Dataset:
## begin
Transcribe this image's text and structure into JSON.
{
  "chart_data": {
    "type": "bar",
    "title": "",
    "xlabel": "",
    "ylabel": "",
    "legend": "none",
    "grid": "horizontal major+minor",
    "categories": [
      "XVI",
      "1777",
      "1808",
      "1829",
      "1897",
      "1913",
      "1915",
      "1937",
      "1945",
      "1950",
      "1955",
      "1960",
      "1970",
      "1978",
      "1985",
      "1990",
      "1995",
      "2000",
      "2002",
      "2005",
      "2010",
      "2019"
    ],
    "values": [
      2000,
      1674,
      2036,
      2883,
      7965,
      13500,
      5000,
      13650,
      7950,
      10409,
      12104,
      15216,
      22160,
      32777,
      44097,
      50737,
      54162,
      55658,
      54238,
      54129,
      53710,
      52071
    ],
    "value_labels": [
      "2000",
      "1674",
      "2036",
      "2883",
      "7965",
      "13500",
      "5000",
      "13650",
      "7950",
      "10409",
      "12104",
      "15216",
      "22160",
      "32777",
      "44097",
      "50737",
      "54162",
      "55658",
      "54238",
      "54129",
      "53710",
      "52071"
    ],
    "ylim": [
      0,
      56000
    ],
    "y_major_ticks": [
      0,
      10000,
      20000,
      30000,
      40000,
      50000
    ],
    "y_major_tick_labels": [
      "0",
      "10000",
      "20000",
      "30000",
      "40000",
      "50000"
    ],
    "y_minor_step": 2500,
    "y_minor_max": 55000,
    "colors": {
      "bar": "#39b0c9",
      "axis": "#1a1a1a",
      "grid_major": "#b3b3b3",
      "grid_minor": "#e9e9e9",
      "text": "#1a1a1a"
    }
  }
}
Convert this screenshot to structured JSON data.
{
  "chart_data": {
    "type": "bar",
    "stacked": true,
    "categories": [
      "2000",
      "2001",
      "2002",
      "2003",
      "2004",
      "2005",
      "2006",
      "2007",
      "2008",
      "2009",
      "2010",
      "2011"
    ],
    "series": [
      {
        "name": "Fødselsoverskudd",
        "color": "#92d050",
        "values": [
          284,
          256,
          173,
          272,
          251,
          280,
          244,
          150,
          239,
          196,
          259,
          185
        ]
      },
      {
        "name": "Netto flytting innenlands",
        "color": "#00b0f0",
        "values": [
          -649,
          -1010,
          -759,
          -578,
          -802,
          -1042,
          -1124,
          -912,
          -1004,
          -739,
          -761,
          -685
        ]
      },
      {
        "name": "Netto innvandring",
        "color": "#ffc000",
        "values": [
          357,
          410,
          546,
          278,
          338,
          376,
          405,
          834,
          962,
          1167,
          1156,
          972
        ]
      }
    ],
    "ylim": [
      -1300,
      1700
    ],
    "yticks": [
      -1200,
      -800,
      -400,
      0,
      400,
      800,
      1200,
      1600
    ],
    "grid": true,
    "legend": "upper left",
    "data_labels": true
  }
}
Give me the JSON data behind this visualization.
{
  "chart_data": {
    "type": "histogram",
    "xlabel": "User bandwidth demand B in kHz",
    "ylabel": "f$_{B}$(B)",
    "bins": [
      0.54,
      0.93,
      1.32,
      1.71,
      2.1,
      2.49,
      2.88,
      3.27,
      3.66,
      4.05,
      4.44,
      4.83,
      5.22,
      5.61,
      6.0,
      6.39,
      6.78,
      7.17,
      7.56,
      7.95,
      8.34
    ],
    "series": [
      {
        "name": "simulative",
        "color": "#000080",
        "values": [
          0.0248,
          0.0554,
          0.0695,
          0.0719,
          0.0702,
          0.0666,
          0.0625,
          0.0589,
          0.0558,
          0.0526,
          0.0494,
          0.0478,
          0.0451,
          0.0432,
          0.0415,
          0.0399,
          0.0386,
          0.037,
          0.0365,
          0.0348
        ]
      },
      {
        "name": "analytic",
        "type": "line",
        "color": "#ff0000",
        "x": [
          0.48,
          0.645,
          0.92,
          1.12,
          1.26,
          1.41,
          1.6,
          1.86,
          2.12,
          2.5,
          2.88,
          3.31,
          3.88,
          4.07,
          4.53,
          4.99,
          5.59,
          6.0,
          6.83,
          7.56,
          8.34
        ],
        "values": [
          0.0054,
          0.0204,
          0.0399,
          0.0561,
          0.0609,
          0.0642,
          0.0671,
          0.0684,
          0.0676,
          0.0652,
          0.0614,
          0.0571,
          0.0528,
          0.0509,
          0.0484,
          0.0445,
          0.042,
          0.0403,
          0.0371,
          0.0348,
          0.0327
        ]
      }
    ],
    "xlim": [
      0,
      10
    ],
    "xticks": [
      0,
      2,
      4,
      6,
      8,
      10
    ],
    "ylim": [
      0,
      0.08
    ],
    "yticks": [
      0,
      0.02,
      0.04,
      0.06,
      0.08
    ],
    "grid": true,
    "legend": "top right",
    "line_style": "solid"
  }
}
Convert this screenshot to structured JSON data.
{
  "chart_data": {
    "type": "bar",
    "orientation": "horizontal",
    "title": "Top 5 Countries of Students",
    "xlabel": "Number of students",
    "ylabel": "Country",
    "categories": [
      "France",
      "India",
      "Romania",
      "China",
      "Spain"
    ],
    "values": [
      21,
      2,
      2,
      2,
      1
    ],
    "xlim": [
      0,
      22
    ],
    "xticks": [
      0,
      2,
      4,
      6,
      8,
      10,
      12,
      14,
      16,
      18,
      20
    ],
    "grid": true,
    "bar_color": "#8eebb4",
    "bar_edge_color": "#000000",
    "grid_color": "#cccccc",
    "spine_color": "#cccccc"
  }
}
## end
Your objective: Output each entry precisely as given.

Task output:
Transcribe this image's text and structure into JSON.
{
  "chart_data": {
    "type": "bar",
    "title": "",
    "xlabel": "",
    "ylabel": "",
    "legend": "none",
    "grid": "horizontal major+minor",
    "categories": [
      "XVI",
      "1777",
      "1808",
      "1829",
      "1897",
      "1913",
      "1915",
      "1937",
      "1945",
      "1950",
      "1955",
      "1960",
      "1970",
      "1978",
      "1985",
      "1990",
      "1995",
      "2000",
      "2002",
      "2005",
      "2010",
      "2019"
    ],
    "values": [
      2000,
      1674,
      2036,
      2883,
      7965,
      13500,
      5000,
      13650,
      7950,
      10409,
      12104,
      15216,
      22160,
      32777,
      44097,
      50737,
      54162,
      55658,
      54238,
      54129,
      53710,
      52071
    ],
    "value_labels": [
      "2000",
      "1674",
      "2036",
      "2883",
      "7965",
      "13500",
      "5000",
      "13650",
      "7950",
      "10409",
      "12104",
      "15216",
      "22160",
      "32777",
      "44097",
      "50737",
      "54162",
      "55658",
      "54238",
      "54129",
      "53710",
      "52071"
    ],
    "ylim": [
      0,
      56000
    ],
    "y_major_ticks": [
      0,
      10000,
      20000,
      30000,
      40000,
      50000
    ],
    "y_major_tick_labels": [
      "0",
      "10000",
      "20000",
      "30000",
      "40000",
      "50000"
    ],
    "y_minor_step": 2500,
    "y_minor_max": 55000,
    "colors": {
      "bar": "#39b0c9",
      "axis": "#1a1a1a",
      "grid_major": "#b3b3b3",
      "grid_minor": "#e9e9e9",
      "text": "#1a1a1a"
    }
  }
}
Convert this screenshot to structured JSON data.
{
  "chart_data": {
    "type": "bar",
    "stacked": true,
    "categories": [
      "2000",
      "2001",
      "2002",
      "2003",
      "2004",
      "2005",
      "2006",
      "2007",
      "2008",
      "2009",
      "2010",
      "2011"
    ],
    "series": [
      {
        "name": "Fødselsoverskudd",
        "color": "#92d050",
        "values": [
          284,
          256,
          173,
          272,
          251,
          280,
          244,
          150,
          239,
          196,
          259,
          185
        ]
      },
      {
        "name": "Netto flytting innenlands",
        "color": "#00b0f0",
        "values": [
          -649,
          -1010,
          -759,
          -578,
          -802,
          -1042,
          -1124,
          -912,
          -1004,
          -739,
          -761,
          -685
        ]
      },
      {
        "name": "Netto innvandring",
        "color": "#ffc000",
        "values": [
          357,
          410,
          546,
          278,
          338,
          376,
          405,
          834,
          962,
          1167,
          1156,
          972
        ]
      }
    ],
    "ylim": [
      -1300,
      1700
    ],
    "yticks": [
      -1200,
      -800,
      -400,
      0,
      400,
      800,
      1200,
      1600
    ],
    "grid": true,
    "legend": "upper left",
    "data_labels": true
  }
}
Give me the JSON data behind this visualization.
{
  "chart_data": {
    "type": "histogram",
    "xlabel": "User bandwidth demand B in kHz",
    "ylabel": "f$_{B}$(B)",
    "bins": [
      0.54,
      0.93,
      1.32,
      1.71,
      2.1,
      2.49,
      2.88,
      3.27,
      3.66,
      4.05,
      4.44,
      4.83,
      5.22,
      5.61,
      6.0,
      6.39,
      6.78,
      7.17,
      7.56,
      7.95,
      8.34
    ],
    "series": [
      {
        "name": "simulative",
        "color": "#000080",
        "values": [
          0.0248,
          0.0554,
          0.0695,
          0.0719,
          0.0702,
          0.0666,
          0.0625,
          0.0589,
          0.0558,
          0.0526,
          0.0494,
          0.0478,
          0.0451,
          0.0432,
          0.0415,
          0.0399,
          0.0386,
          0.037,
          0.0365,
          0.0348
        ]
      },
      {
        "name": "analytic",
        "type": "line",
        "color": "#ff0000",
        "x": [
          0.48,
          0.645,
          0.92,
          1.12,
          1.26,
          1.41,
          1.6,
          1.86,
          2.12,
          2.5,
          2.88,
          3.31,
          3.88,
          4.07,
          4.53,
          4.99,
          5.59,
          6.0,
          6.83,
          7.56,
          8.34
        ],
        "values": [
          0.0054,
          0.0204,
          0.0399,
          0.0561,
          0.0609,
          0.0642,
          0.0671,
          0.0684,
          0.0676,
          0.0652,
          0.0614,
          0.0571,
          0.0528,
          0.0509,
          0.0484,
          0.0445,
          0.042,
          0.0403,
          0.0371,
          0.0348,
          0.0327
        ]
      }
    ],
    "xlim": [
      0,
      10
    ],
    "xticks": [
      0,
      2,
      4,
      6,
      8,
      10
    ],
    "ylim": [
      0,
      0.08
    ],
    "yticks": [
      0,
      0.02,
      0.04,
      0.06,
      0.08
    ],
    "grid": true,
    "legend": "top right",
    "line_style": "solid"
  }
}
Convert this screenshot to structured JSON data.
{
  "chart_data": {
    "type": "bar",
    "orientation": "horizontal",
    "title": "Top 5 Countries of Students",
    "xlabel": "Number of students",
    "ylabel": "Country",
    "categories": [
      "France",
      "India",
      "Romania",
      "China",
      "Spain"
    ],
    "values": [
      21,
      2,
      2,
      2,
      1
    ],
    "xlim": [
      0,
      22
    ],
    "xticks": [
      0,
      2,
      4,
      6,
      8,
      10,
      12,
      14,
      16,
      18,
      20
    ],
    "grid": true,
    "bar_color": "#8eebb4",
    "bar_edge_color": "#000000",
    "grid_color": "#cccccc",
    "spine_color": "#cccccc"
  }
}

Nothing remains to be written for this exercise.